--- TASK ---
Report how many lines hold the word "name"; answer with the number alone.

═══

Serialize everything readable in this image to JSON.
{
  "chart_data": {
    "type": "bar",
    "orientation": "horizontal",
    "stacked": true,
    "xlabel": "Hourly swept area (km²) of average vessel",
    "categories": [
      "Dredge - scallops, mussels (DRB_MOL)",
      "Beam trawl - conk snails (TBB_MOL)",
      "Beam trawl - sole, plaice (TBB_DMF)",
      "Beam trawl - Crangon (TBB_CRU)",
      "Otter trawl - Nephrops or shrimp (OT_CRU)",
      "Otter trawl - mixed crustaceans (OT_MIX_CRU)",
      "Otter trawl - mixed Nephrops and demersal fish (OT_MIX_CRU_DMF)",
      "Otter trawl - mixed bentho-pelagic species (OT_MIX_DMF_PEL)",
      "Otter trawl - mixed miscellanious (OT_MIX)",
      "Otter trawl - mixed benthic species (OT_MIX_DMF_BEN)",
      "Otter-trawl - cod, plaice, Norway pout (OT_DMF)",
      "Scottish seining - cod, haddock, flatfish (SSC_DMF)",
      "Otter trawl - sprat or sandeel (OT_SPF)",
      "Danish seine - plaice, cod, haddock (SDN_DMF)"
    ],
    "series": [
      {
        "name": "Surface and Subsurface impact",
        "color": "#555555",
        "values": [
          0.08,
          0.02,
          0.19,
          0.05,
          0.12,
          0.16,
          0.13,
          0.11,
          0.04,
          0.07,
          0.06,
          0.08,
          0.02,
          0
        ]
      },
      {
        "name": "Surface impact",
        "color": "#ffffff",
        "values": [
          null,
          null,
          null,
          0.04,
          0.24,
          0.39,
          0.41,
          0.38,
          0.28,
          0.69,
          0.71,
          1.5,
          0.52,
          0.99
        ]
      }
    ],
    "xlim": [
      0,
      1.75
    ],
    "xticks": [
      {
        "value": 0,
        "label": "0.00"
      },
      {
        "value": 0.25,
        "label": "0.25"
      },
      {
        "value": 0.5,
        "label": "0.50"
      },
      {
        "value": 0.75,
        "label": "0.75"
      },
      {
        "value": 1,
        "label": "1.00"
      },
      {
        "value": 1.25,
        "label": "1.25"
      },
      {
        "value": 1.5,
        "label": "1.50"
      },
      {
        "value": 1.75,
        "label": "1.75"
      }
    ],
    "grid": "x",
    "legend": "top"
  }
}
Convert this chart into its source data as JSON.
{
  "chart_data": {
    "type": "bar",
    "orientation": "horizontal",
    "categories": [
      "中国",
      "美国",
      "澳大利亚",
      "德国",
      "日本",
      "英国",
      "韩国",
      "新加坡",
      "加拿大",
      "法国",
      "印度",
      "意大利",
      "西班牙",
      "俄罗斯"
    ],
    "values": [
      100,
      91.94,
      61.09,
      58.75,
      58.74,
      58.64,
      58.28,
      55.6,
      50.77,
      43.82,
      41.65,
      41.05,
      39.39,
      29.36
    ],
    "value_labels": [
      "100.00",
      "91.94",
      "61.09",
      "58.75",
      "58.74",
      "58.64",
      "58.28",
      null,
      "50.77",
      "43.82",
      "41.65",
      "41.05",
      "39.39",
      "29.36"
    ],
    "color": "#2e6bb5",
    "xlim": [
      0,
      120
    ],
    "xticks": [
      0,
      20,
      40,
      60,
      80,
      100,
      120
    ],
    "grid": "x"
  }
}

═══

--- RESULT OF THIS TASK ---
2